YOUR TASK: Word for word, transcribe the data below.

== SOURCE DATA ==

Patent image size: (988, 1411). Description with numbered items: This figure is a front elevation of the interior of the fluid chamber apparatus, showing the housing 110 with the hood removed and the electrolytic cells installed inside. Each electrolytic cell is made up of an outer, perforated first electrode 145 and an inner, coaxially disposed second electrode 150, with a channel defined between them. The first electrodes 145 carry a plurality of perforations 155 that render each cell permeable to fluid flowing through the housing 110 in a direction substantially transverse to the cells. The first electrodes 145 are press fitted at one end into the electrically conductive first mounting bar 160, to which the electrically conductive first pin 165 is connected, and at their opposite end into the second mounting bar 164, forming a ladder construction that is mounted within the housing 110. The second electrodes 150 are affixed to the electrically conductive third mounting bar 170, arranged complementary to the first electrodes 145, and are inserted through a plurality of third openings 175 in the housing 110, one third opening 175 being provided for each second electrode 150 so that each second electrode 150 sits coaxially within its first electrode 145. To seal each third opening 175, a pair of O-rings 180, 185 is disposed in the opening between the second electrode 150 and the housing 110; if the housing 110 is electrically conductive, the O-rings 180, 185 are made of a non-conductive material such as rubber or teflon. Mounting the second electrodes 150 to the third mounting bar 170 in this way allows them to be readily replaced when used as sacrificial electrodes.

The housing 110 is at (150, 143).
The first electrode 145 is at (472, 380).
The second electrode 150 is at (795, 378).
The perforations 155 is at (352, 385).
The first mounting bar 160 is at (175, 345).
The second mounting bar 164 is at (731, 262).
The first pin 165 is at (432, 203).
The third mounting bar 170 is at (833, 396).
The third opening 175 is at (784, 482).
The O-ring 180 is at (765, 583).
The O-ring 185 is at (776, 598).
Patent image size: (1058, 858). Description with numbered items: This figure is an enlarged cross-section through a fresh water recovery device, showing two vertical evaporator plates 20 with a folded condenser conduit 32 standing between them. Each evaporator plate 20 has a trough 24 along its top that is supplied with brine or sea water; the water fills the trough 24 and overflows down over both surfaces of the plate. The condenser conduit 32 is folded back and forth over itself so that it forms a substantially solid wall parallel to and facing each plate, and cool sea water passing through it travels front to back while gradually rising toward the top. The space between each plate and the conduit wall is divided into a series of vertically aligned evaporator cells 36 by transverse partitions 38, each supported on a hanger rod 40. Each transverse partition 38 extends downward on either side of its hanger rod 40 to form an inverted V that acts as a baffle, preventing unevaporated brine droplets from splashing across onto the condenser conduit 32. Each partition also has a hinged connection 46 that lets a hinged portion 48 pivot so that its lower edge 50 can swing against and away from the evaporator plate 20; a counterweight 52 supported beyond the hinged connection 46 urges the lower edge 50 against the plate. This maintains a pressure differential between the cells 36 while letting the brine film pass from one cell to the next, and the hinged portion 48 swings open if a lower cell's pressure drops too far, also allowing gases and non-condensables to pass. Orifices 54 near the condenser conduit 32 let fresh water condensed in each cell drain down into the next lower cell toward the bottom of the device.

===

ANSWER TO THE PROBLEM:
Patent image size: (988, 1411). Description with numbered items: This figure is a front elevation of the interior of the fluid chamber apparatus, showing the housing 110 with the hood removed and the electrolytic cells installed inside. Each electrolytic cell is made up of an outer, perforated first electrode 145 and an inner, coaxially disposed second electrode 150, with a channel defined between them. The first electrodes 145 carry a plurality of perforations 155 that render each cell permeable to fluid flowing through the housing 110 in a direction substantially transverse to the cells. The first electrodes 145 are press fitted at one end into the electrically conductive first mounting bar 160, to which the electrically conductive first pin 165 is connected, and at their opposite end into the second mounting bar 164, forming a ladder construction that is mounted within the housing 110. The second electrodes 150 are affixed to the electrically conductive third mounting bar 170, arranged complementary to the first electrodes 145, and are inserted through a plurality of third openings 175 in the housing 110, one third opening 175 being provided for each second electrode 150 so that each second electrode 150 sits coaxially within its first electrode 145. To seal each third opening 175, a pair of O-rings 180, 185 is disposed in the opening between the second electrode 150 and the housing 110; if the housing 110 is electrically conductive, the O-rings 180, 185 are made of a non-conductive material such as rubber or teflon. Mounting the second electrodes 150 to the third mounting bar 170 in this way allows them to be readily replaced when used as sacrificial electrodes.

The housing 110 is at (150, 143).
The first electrode 145 is at (472, 380).
The second electrode 150 is at (795, 378).
The perforations 155 is at (352, 385).
The first mounting bar 160 is at (175, 345).
The second mounting bar 164 is at (731, 262).
The first pin 165 is at (432, 203).
The third mounting bar 170 is at (833, 396).
The third opening 175 is at (784, 482).
The O-ring 180 is at (765, 583).
The O-ring 185 is at (776, 598).
Patent image size: (1058, 858). Description with numbered items: This figure is an enlarged cross-section through a fresh water recovery device, showing two vertical evaporator plates 20 with a folded condenser conduit 32 standing between them. Each evaporator plate 20 has a trough 24 along its top that is supplied with brine or sea water; the water fills the trough 24 and overflows down over both surfaces of the plate. The condenser conduit 32 is folded back and forth over itself so that it forms a substantially solid wall parallel to and facing each plate, and cool sea water passing through it travels front to back while gradually rising toward the top. The space between each plate and the conduit wall is divided into a series of vertically aligned evaporator cells 36 by transverse partitions 38, each supported on a hanger rod 40. Each transverse partition 38 extends downward on either side of its hanger rod 40 to form an inverted V that acts as a baffle, preventing unevaporated brine droplets from splashing across onto the condenser conduit 32. Each partition also has a hinged connection 46 that lets a hinged portion 48 pivot so that its lower edge 50 can swing against and away from the evaporator plate 20; a counterweight 52 supported beyond the hinged connection 46 urges the lower edge 50 against the plate. This maintains a pressure differential between the cells 36 while letting the brine film pass from one cell to the next, and the hinged portion 48 swings open if a lower cell's pressure drops too far, also allowing gases and non-condensables to pass. Orifices 54 near the condenser conduit 32 let fresh water condensed in each cell drain down into the next lower cell toward the bottom of the device.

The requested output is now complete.